» **The input**:
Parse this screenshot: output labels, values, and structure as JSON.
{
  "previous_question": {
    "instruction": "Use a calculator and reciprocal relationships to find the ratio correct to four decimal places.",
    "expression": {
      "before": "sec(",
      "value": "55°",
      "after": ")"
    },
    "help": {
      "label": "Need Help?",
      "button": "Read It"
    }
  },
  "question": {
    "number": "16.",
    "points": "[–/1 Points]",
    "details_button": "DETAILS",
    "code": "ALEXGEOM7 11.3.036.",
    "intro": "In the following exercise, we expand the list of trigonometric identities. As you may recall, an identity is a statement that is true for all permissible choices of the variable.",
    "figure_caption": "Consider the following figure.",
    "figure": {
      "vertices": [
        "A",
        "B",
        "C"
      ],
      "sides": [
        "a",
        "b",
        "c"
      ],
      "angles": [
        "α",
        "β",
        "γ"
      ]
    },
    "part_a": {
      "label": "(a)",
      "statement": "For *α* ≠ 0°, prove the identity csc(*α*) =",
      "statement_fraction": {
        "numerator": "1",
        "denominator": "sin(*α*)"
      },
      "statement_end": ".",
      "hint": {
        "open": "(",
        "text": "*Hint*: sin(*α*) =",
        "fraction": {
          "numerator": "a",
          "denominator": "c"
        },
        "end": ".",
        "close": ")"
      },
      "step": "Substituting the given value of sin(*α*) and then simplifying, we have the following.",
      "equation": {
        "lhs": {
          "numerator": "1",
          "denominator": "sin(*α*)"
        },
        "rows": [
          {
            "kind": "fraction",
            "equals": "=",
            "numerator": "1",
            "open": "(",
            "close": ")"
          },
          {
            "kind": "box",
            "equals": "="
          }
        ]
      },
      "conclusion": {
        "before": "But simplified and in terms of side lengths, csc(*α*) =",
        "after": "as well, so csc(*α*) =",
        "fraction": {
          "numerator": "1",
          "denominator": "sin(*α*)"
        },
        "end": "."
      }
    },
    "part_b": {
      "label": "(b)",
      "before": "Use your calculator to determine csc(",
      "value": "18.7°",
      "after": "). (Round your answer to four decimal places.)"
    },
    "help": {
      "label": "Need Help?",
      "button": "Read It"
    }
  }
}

» **Given problem**: Find every line in the listing that holds the string "identity", then say how many there are as a bare number.

» **Result**: 2